**What you are asked to do**
Wherever a line in the data below holds "Freight", copy that line.

**Provided data**
***

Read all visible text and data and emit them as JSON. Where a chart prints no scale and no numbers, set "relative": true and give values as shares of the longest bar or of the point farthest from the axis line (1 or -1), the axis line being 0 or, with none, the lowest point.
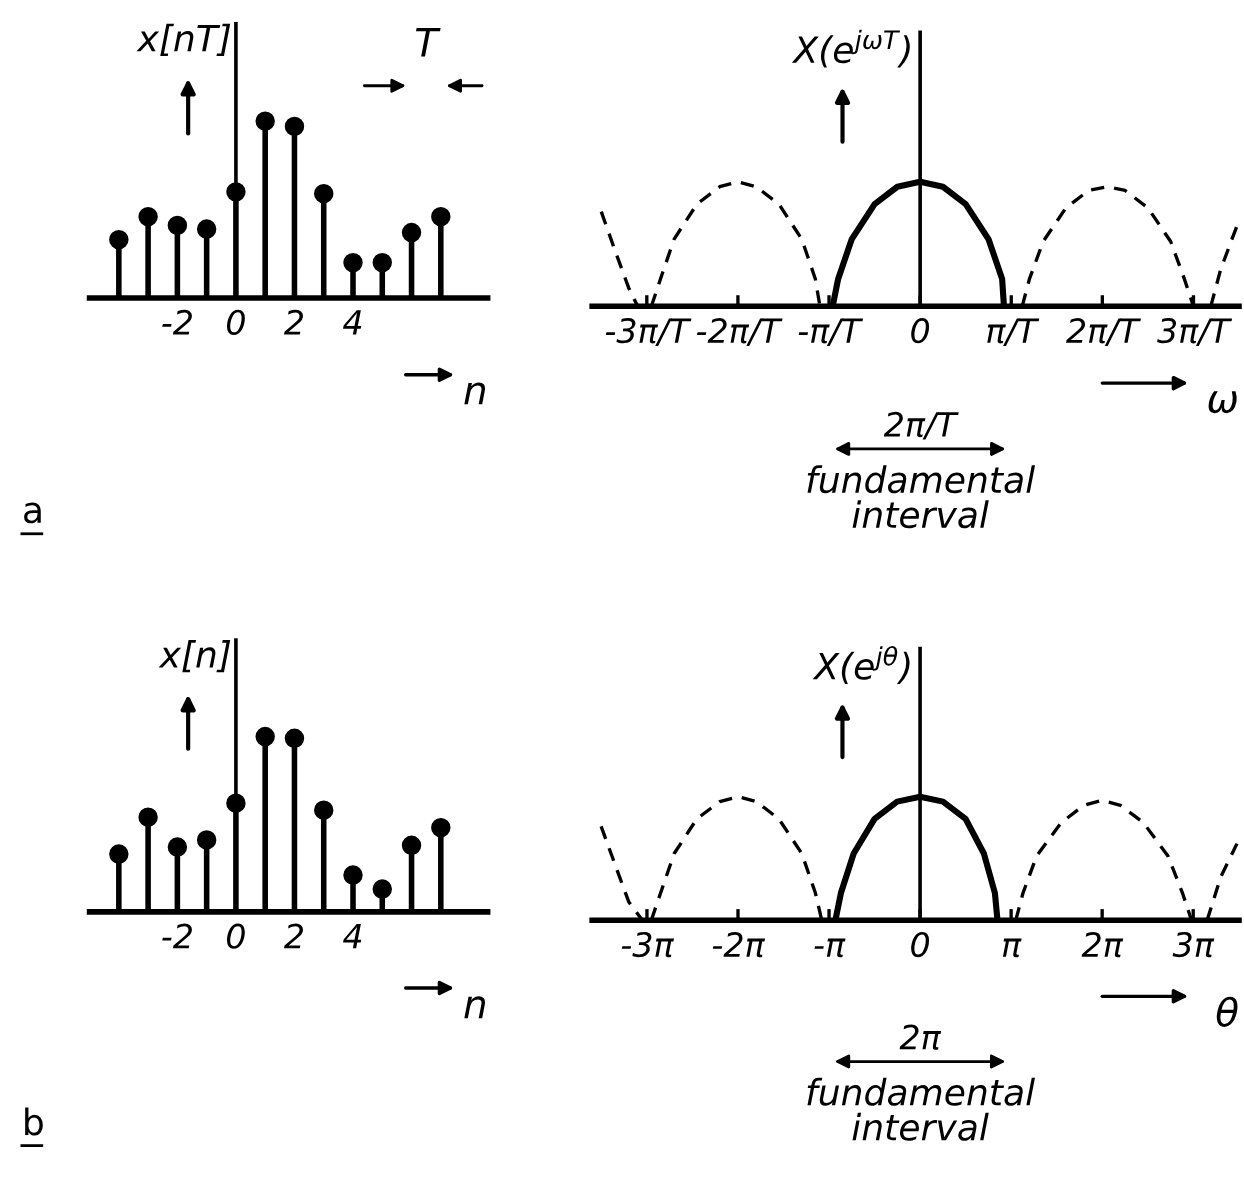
{
  "chart_data": [
    {
      "type": "lollipop",
      "relative": true,
      "x": [
        -4,
        -3,
        -2,
        -1,
        0,
        1,
        2,
        3,
        4,
        5,
        6,
        7
      ],
      "values": [
        0.33,
        0.46,
        0.41,
        0.39,
        0.6,
        1.0,
        0.97,
        0.59,
        0.2,
        0.2,
        0.37,
        0.46
      ],
      "color": "#000000",
      "marker": "circle",
      "xlim": [
        -5,
        8.6
      ],
      "xticks": [
        -2,
        0,
        2,
        4
      ],
      "xlabel": "n",
      "ylabel": "x[nT]",
      "tick_labels": "x",
      "annotations": [
        "T",
        "a"
      ]
    },
    {
      "type": "line",
      "relative": true,
      "xlim": [
        -3.6,
        3.5
      ],
      "xticks": [
        {
          "value": -3,
          "label": "-3π/T"
        },
        {
          "value": -2,
          "label": "-2π/T"
        },
        {
          "value": -1,
          "label": "-π/T"
        },
        0,
        {
          "value": 1,
          "label": "π/T"
        },
        {
          "value": 2,
          "label": "2π/T"
        },
        {
          "value": 3,
          "label": "3π/T"
        }
      ],
      "xlabel": "ω",
      "ylabel": "X(e$^{jωT}$)",
      "tick_labels": "x",
      "annotations": [
        "2π/T",
        "fundamental\ninterval"
      ],
      "series": [
        {
          "color": "#000000",
          "line_style": "solid",
          "x": [
            -0.96,
            -0.9,
            -0.75,
            -0.5,
            -0.25,
            0,
            0.25,
            0.5,
            0.75,
            0.9,
            0.92
          ],
          "values": [
            0,
            0.22,
            0.54,
            0.82,
            0.96,
            1.0,
            0.96,
            0.82,
            0.54,
            0.22,
            0
          ]
        },
        {
          "color": "#000000",
          "line_style": "dashed",
          "x": [
            -3.5,
            -3.35,
            -3.2,
            -3.1
          ],
          "values": [
            0.76,
            0.45,
            0.15,
            0
          ]
        },
        {
          "color": "#000000",
          "line_style": "dashed",
          "x": [
            -2.95,
            -2.85,
            -2.7,
            -2.45,
            -2.2,
            -2,
            -1.8,
            -1.55,
            -1.3,
            -1.15,
            -1.1
          ],
          "values": [
            0,
            0.22,
            0.54,
            0.82,
            0.96,
            1.0,
            0.96,
            0.82,
            0.54,
            0.22,
            0
          ]
        },
        {
          "color": "#000000",
          "line_style": "dashed",
          "x": [
            1.12,
            1.2,
            1.35,
            1.6,
            1.85,
            2.05,
            2.25,
            2.5,
            2.75,
            2.9,
            3.0
          ],
          "values": [
            0,
            0.22,
            0.52,
            0.79,
            0.93,
            0.96,
            0.93,
            0.79,
            0.52,
            0.22,
            0
          ]
        },
        {
          "color": "#000000",
          "line_style": "dashed",
          "x": [
            3.19,
            3.3,
            3.48
          ],
          "values": [
            0,
            0.3,
            0.65
          ]
        }
      ]
    },
    {
      "type": "lollipop",
      "relative": true,
      "x": [
        -4,
        -3,
        -2,
        -1,
        0,
        1,
        2,
        3,
        4,
        5,
        6,
        7
      ],
      "values": [
        0.33,
        0.54,
        0.37,
        0.41,
        0.62,
        1.0,
        0.99,
        0.58,
        0.21,
        0.13,
        0.38,
        0.48
      ],
      "color": "#000000",
      "marker": "circle",
      "xlim": [
        -5,
        8.6
      ],
      "xticks": [
        -2,
        0,
        2,
        4
      ],
      "xlabel": "n",
      "ylabel": "x[n]",
      "tick_labels": "x",
      "annotations": [
        "b"
      ]
    },
    {
      "type": "line",
      "relative": true,
      "xlim": [
        -11.31,
        11.0
      ],
      "xticks": [
        {
          "value": -9.42,
          "label": "-3π"
        },
        {
          "value": -6.28,
          "label": "-2π"
        },
        {
          "value": -3.14,
          "label": "-π"
        },
        0,
        {
          "value": 3.14,
          "label": "π"
        },
        {
          "value": 6.28,
          "label": "2π"
        },
        {
          "value": 9.42,
          "label": "3π"
        }
      ],
      "xlabel": "θ",
      "ylabel": "X(e$^{jθ}$)",
      "tick_labels": "x",
      "annotations": [
        "2π",
        "fundamental\ninterval"
      ],
      "series": [
        {
          "color": "#000000",
          "line_style": "solid",
          "x": [
            -2.92,
            -2.73,
            -2.29,
            -1.57,
            -0.79,
            0,
            0.79,
            1.57,
            2.2,
            2.58,
            2.67
          ],
          "values": [
            0,
            0.22,
            0.54,
            0.82,
            0.96,
            1.0,
            0.96,
            0.82,
            0.54,
            0.22,
            0
          ]
        },
        {
          "color": "#000000",
          "line_style": "dashed",
          "x": [
            -11.0,
            -10.52,
            -10.05,
            -9.58
          ],
          "values": [
            0.76,
            0.45,
            0.15,
            0
          ]
        },
        {
          "color": "#000000",
          "line_style": "dashed",
          "x": [
            -9.27,
            -8.95,
            -8.48,
            -7.7,
            -6.91,
            -6.28,
            -5.65,
            -4.87,
            -4.08,
            -3.61,
            -3.39
          ],
          "values": [
            0,
            0.22,
            0.54,
            0.82,
            0.96,
            1.0,
            0.96,
            0.82,
            0.54,
            0.22,
            0
          ]
        },
        {
          "color": "#000000",
          "line_style": "dashed",
          "x": [
            3.3,
            3.55,
            4.02,
            4.87,
            5.65,
            6.28,
            6.91,
            7.7,
            8.55,
            9.05,
            9.36
          ],
          "values": [
            0,
            0.22,
            0.52,
            0.79,
            0.93,
            0.97,
            0.93,
            0.79,
            0.52,
            0.22,
            0
          ]
        },
        {
          "color": "#000000",
          "line_style": "dashed",
          "x": [
            9.9,
            10.37,
            10.93
          ],
          "values": [
            0,
            0.35,
            0.62
          ]
        }
      ]
    }
  ]
}
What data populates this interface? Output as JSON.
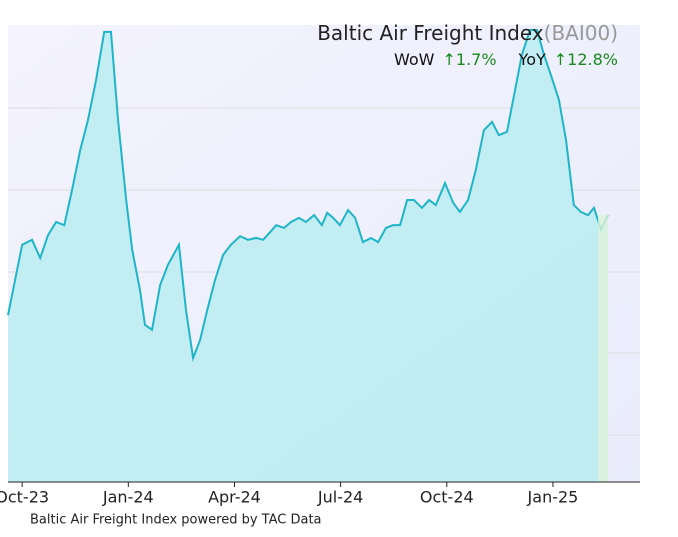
{
  "chart_data": {
    "type": "area",
    "title": "Baltic Air Freight Index",
    "ticker": "(BAI00)",
    "wow_label": "WoW",
    "wow": "↑1.7%",
    "yoy_label": "YoY",
    "yoy": "↑12.8%",
    "footer": "Baltic Air Freight Index powered by TAC Data",
    "color": "#1fb5c9",
    "fill": "#bdecf1",
    "x": [
      -0.4,
      0,
      0.28,
      0.51,
      0.73,
      0.96,
      1.19,
      1.41,
      1.64,
      1.86,
      2.09,
      2.32,
      2.51,
      2.71,
      2.94,
      3.11,
      3.33,
      3.47,
      3.67,
      3.9,
      4.12,
      4.43,
      4.63,
      4.83,
      5.03,
      5.23,
      5.45,
      5.68,
      5.9,
      6.16,
      6.38,
      6.61,
      6.81,
      7.01,
      7.18,
      7.4,
      7.6,
      7.82,
      8.02,
      8.25,
      8.47,
      8.62,
      8.79,
      8.98,
      9.21,
      9.41,
      9.63,
      9.86,
      10.06,
      10.28,
      10.48,
      10.68,
      10.88,
      11.07,
      11.3,
      11.5,
      11.69,
      11.95,
      12.18,
      12.37,
      12.6,
      12.82,
      13.05,
      13.28,
      13.47,
      13.7,
      13.93,
      14.12,
      14.35,
      14.55,
      14.75,
      14.94,
      15.17,
      15.37,
      15.59,
      15.79,
      15.99,
      16.16,
      16.36,
      16.55
    ],
    "values": [
      36.5,
      51.9,
      53.0,
      49.0,
      54.0,
      56.9,
      56.2,
      63.9,
      72.6,
      79.2,
      88.0,
      98.5,
      98.5,
      79.2,
      61.7,
      50.8,
      42.0,
      34.4,
      33.3,
      43.1,
      47.5,
      51.9,
      37.6,
      27.1,
      31.1,
      37.6,
      44.2,
      49.7,
      51.9,
      53.8,
      53.0,
      53.4,
      53.0,
      54.7,
      56.2,
      55.6,
      56.9,
      57.8,
      56.9,
      58.4,
      56.2,
      58.9,
      57.8,
      56.2,
      59.5,
      57.8,
      52.5,
      53.4,
      52.5,
      55.6,
      56.2,
      56.2,
      61.7,
      61.7,
      60.0,
      61.7,
      60.6,
      65.4,
      61.1,
      59.1,
      61.7,
      68.3,
      77.0,
      78.8,
      75.9,
      76.6,
      85.8,
      93.4,
      98.9,
      98.9,
      93.4,
      89.1,
      83.6,
      74.8,
      60.6,
      59.1,
      58.4,
      60.0,
      55.2,
      58.4
    ],
    "xlim": [
      -0.4,
      17.46
    ],
    "ylim": [
      0,
      100
    ],
    "xticks": [
      {
        "value": 0,
        "label": "Oct-23"
      },
      {
        "value": 3,
        "label": "Jan-24"
      },
      {
        "value": 6,
        "label": "Apr-24"
      },
      {
        "value": 9,
        "label": "Jul-24"
      },
      {
        "value": 12,
        "label": "Oct-24"
      },
      {
        "value": 15,
        "label": "Jan-25"
      }
    ]
  }
}
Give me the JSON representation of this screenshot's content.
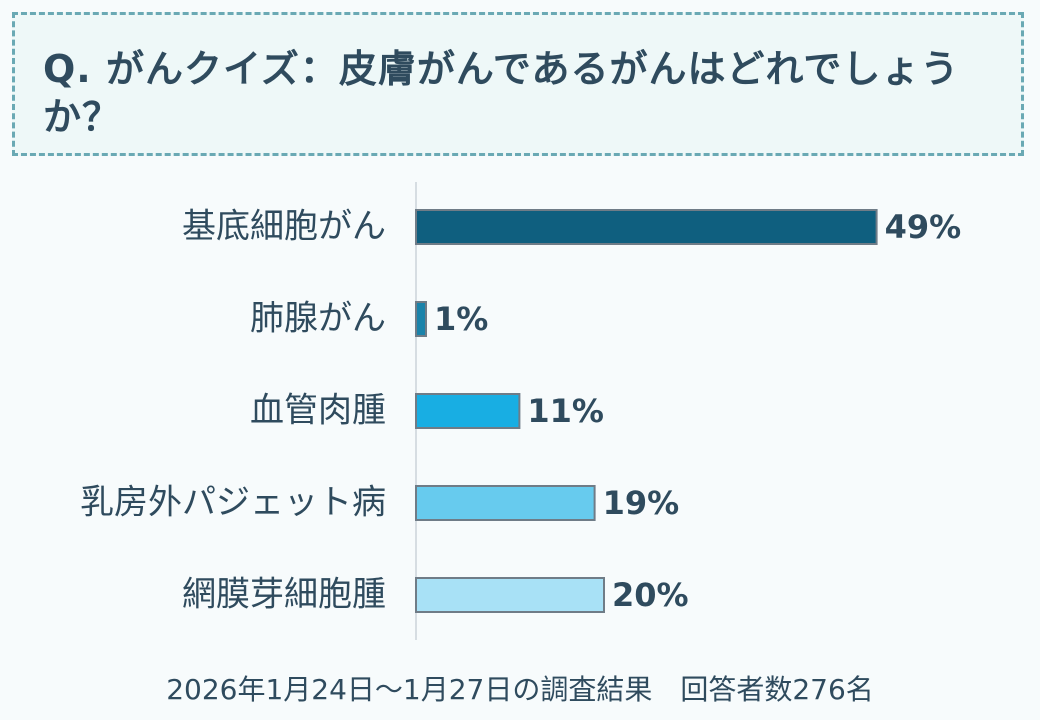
{
  "question": {
    "text": "Q. がんクイズ：皮膚がんであるがんはどれでしょうか？"
  },
  "chart_data": {
    "type": "bar",
    "orientation": "horizontal",
    "categories": [
      "基底細胞がん",
      "肺腺がん",
      "血管肉腫",
      "乳房外パジェット病",
      "網膜芽細胞腫"
    ],
    "values": [
      49,
      1,
      11,
      19,
      20
    ],
    "value_labels": [
      "49%",
      "1%",
      "11%",
      "19%",
      "20%"
    ],
    "unit": "%",
    "xlim": [
      0,
      100
    ],
    "colors": [
      "#0f5f7f",
      "#1a83aa",
      "#18aee3",
      "#67cbee",
      "#a8e1f6"
    ],
    "bar_border_color": "#6f7c87",
    "axis_line_color": "#d6dde2",
    "grid": false,
    "legend": "none"
  },
  "footer": {
    "text": "2026年1月24日～1月27日の調査結果　回答者数276名"
  }
}
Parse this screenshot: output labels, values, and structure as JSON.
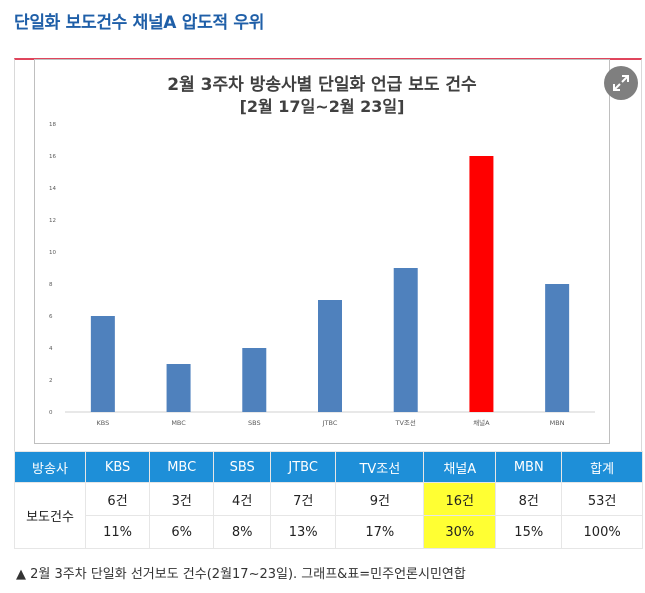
{
  "headline": "단일화 보도건수 채널A 압도적 우위",
  "expand_icon": "expand-arrows-icon",
  "chart_data": {
    "type": "bar",
    "title": "2월 3주차 방송사별 단일화 언급 보도 건수",
    "subtitle": "[2월 17일~2월 23일]",
    "categories": [
      "KBS",
      "MBC",
      "SBS",
      "JTBC",
      "TV조선",
      "채널A",
      "MBN"
    ],
    "values": [
      6,
      3,
      4,
      7,
      9,
      16,
      8
    ],
    "colors": [
      "#4f81bd",
      "#4f81bd",
      "#4f81bd",
      "#4f81bd",
      "#4f81bd",
      "#ff0000",
      "#4f81bd"
    ],
    "yticks": [
      0,
      2,
      4,
      6,
      8,
      10,
      12,
      14,
      16,
      18
    ],
    "ylim": [
      0,
      18
    ],
    "xlabel": "",
    "ylabel": "",
    "grid": false
  },
  "table": {
    "header": [
      "방송사",
      "KBS",
      "MBC",
      "SBS",
      "JTBC",
      "TV조선",
      "채널A",
      "MBN",
      "합계"
    ],
    "row_label": "보도건수",
    "counts": [
      "6건",
      "3건",
      "4건",
      "7건",
      "9건",
      "16건",
      "8건",
      "53건"
    ],
    "percents": [
      "11%",
      "6%",
      "8%",
      "13%",
      "17%",
      "30%",
      "15%",
      "100%"
    ]
  },
  "caption": "▲ 2월 3주차 단일화 선거보도 건수(2월17~23일). 그래프&표=민주언론시민연합"
}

***

**Answer**
    "title": "Baltic Air Freight Index",
    "footer": "Baltic Air Freight Index powered by TAC Data",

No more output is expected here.